__Data records__
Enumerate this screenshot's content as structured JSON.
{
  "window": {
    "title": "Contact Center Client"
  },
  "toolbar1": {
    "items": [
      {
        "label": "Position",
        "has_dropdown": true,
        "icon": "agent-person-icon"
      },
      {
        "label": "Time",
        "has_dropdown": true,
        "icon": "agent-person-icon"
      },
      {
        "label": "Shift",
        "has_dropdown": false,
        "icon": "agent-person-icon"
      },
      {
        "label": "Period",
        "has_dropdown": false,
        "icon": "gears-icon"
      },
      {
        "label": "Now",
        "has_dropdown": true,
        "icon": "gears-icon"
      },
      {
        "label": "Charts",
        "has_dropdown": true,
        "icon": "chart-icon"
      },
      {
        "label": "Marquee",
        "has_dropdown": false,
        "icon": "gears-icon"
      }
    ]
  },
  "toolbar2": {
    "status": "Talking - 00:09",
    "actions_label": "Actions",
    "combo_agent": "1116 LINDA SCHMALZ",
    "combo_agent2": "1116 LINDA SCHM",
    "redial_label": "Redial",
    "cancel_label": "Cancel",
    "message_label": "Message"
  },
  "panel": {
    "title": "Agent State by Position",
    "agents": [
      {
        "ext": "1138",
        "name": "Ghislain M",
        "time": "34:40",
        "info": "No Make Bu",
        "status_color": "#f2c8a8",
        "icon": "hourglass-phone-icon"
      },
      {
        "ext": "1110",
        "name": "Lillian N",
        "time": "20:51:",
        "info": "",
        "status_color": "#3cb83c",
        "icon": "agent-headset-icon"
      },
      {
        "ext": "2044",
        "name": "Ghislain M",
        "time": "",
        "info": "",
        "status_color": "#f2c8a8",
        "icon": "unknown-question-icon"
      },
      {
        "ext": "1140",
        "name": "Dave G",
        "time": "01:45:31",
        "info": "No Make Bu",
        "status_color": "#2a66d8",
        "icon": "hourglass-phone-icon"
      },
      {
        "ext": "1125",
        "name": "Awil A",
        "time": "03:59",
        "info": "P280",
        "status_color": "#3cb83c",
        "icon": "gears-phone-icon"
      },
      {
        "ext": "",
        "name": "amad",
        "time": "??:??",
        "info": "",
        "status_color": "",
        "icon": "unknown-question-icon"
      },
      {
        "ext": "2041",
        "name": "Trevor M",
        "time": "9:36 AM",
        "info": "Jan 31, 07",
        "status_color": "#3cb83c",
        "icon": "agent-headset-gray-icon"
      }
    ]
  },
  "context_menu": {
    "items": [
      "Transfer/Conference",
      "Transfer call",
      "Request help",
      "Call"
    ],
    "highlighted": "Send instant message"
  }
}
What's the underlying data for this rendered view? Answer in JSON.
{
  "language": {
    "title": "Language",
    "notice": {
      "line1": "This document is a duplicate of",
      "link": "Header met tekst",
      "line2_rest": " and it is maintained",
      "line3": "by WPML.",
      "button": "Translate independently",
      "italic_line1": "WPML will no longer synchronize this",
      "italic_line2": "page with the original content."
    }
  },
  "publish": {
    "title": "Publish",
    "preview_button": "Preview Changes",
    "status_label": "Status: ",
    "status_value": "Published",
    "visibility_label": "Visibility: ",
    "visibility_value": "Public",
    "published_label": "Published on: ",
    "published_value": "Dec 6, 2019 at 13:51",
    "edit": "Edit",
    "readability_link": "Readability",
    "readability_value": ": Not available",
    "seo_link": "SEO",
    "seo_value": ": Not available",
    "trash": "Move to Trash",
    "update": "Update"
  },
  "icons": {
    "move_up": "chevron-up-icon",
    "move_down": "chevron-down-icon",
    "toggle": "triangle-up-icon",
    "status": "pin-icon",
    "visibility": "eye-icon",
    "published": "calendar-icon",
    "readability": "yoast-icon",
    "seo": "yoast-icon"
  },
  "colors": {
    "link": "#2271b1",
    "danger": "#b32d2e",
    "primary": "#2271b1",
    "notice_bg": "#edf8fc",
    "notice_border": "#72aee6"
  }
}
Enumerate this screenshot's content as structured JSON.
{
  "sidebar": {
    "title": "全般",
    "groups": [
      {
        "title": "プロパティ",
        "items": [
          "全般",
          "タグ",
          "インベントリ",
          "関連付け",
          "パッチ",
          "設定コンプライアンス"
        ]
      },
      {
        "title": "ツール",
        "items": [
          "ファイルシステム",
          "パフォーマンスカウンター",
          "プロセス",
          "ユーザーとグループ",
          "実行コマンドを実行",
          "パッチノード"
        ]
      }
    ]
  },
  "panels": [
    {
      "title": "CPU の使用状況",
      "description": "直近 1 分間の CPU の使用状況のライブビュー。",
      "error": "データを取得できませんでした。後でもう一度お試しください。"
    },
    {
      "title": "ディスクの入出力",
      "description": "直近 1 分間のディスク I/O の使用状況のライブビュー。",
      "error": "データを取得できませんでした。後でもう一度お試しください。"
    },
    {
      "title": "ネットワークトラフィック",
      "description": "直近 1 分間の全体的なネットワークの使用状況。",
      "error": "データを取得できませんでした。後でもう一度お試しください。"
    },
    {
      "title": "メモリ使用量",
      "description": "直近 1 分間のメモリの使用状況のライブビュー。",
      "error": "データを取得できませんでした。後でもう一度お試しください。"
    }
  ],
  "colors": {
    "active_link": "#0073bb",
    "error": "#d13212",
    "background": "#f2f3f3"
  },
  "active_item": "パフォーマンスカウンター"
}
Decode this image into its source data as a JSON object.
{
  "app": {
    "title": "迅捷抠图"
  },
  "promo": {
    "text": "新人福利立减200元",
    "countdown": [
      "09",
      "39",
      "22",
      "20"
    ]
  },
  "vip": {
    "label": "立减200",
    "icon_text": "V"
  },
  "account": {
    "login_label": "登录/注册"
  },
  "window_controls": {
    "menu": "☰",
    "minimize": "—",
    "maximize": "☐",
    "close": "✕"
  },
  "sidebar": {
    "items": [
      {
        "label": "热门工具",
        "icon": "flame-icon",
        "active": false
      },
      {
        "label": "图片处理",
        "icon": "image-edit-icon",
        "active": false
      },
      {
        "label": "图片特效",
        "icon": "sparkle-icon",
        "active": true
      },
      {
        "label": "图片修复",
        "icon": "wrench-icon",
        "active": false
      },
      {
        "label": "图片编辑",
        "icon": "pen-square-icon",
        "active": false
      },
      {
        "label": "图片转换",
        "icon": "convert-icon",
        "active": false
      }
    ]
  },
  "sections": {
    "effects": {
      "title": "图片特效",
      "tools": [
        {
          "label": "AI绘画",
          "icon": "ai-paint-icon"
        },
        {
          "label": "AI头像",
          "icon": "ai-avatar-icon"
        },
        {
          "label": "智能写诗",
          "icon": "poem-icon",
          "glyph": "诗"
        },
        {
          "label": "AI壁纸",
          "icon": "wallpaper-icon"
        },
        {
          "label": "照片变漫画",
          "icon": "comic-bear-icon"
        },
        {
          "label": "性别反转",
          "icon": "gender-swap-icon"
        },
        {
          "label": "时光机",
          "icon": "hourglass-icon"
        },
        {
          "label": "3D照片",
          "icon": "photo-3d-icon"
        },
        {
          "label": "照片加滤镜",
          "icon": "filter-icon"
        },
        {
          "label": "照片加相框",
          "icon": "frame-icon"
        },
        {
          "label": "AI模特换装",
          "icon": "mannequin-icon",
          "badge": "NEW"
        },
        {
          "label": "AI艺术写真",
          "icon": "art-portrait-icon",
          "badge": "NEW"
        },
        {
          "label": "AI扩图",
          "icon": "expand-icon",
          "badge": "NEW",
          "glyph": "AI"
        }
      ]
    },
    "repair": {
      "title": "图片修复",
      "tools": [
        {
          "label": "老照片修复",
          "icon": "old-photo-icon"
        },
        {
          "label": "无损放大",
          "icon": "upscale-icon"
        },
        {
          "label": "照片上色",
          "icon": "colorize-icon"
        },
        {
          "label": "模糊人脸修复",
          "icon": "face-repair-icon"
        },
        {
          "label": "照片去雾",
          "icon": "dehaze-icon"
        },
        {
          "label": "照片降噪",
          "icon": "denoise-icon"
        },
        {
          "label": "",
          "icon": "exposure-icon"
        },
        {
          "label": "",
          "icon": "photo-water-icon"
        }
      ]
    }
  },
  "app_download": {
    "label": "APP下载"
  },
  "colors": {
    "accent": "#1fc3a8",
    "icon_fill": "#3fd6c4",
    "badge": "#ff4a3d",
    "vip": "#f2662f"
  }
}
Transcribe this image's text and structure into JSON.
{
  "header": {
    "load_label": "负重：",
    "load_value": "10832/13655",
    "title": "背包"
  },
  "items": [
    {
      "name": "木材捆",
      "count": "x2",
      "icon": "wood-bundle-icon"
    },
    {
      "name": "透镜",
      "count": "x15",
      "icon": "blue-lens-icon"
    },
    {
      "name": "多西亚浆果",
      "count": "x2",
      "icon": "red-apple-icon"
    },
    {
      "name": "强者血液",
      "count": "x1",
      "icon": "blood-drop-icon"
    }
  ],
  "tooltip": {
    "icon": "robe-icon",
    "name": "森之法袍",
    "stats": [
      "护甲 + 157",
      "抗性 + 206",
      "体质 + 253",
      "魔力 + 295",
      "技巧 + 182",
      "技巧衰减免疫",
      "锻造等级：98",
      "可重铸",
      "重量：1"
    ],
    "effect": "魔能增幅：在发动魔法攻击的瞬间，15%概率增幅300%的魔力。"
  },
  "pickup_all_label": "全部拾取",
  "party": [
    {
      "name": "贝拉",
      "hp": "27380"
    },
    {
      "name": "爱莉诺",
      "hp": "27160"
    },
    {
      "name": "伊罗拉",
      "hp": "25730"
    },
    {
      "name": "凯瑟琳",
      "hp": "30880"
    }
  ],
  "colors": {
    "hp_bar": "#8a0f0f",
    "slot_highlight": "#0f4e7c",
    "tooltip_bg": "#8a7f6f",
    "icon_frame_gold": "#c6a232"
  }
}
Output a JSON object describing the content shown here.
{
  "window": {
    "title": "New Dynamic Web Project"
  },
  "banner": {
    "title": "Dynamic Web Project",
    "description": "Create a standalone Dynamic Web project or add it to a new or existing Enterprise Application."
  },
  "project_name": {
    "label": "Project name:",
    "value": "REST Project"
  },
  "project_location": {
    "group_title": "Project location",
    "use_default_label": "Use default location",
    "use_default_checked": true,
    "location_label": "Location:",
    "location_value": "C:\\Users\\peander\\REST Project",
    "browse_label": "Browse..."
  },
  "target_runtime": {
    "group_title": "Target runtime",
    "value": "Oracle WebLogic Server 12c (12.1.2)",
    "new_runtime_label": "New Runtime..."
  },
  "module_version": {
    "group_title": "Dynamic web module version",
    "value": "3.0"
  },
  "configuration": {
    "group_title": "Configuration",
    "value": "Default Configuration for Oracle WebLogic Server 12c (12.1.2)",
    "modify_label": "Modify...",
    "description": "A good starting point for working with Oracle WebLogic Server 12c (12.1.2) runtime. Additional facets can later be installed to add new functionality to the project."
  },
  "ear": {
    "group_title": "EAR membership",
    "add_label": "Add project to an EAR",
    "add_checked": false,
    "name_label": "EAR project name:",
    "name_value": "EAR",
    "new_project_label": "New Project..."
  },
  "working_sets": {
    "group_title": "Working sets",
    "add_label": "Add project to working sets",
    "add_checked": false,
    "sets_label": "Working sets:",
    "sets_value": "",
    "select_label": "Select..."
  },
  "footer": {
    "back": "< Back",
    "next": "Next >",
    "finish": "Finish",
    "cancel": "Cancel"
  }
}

__What is needed__
Every line in the data above that contains "object" needs to be copied.

__Output below__
Decode this image into its source data as a JSON object.
Output a JSON object describing the content shown here.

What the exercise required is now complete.